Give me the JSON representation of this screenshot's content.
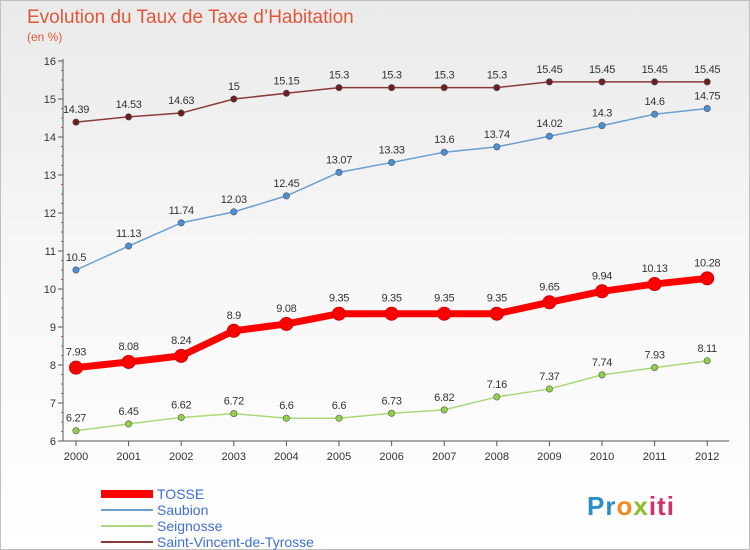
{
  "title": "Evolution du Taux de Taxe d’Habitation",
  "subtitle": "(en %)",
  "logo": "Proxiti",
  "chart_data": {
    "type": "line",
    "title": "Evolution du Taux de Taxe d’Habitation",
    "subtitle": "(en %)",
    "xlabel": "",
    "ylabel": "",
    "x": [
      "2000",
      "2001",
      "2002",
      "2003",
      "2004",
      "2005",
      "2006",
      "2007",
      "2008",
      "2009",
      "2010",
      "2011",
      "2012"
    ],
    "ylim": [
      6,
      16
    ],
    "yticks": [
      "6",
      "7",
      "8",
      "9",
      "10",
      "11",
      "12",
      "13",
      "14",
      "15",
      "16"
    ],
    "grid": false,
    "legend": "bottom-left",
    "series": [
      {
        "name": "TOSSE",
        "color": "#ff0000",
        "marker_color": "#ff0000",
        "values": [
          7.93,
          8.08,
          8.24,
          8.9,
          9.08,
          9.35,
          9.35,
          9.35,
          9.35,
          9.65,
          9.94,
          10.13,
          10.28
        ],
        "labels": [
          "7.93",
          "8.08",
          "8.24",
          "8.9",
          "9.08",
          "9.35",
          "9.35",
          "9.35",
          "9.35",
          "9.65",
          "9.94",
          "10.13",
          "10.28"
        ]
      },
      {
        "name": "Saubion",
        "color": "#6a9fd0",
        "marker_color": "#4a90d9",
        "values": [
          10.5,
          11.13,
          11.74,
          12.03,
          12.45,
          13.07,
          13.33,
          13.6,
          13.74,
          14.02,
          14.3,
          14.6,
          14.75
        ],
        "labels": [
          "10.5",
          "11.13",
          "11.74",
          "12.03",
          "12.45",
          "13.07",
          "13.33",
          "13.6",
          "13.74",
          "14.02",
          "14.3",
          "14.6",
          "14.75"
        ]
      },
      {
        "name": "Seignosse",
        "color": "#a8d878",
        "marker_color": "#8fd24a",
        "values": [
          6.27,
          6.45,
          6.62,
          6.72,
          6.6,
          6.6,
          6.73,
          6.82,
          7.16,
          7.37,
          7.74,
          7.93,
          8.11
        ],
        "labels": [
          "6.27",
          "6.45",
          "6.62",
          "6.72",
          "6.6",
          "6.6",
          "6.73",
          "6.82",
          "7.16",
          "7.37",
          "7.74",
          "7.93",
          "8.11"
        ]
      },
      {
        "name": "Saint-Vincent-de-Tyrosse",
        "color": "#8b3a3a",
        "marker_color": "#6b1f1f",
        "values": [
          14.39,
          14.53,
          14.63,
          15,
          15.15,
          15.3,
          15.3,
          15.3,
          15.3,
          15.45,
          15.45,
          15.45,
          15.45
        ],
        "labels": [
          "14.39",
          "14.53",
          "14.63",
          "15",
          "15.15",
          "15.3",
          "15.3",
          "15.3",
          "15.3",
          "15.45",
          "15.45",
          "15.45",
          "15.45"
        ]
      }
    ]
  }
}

* * *

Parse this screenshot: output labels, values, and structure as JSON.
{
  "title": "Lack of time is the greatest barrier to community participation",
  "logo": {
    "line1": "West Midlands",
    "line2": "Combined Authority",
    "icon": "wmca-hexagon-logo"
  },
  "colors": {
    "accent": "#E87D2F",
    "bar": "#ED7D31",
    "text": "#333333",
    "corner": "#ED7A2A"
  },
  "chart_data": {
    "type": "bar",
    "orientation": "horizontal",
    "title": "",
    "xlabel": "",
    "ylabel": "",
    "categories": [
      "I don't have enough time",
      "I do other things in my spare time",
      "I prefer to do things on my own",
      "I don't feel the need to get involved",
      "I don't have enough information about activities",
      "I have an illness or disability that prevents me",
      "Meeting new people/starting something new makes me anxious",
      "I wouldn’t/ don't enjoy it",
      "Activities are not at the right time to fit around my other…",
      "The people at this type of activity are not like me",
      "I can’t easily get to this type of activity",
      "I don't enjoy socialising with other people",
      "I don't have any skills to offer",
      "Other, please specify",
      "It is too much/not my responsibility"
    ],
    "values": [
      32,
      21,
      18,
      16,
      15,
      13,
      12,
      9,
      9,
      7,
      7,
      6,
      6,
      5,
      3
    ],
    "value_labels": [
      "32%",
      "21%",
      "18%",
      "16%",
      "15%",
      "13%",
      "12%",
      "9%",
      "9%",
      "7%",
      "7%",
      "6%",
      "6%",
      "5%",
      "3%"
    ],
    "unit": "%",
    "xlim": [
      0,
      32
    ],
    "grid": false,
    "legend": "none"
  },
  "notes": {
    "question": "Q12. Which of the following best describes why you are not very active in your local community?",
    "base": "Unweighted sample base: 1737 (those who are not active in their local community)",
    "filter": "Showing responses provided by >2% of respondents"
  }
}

** WHAT THIS TASK INVOLVES **
How many lines of these entries contain "time"? Answer with the number and nothing else.

** CORRECT RESPONSE **
4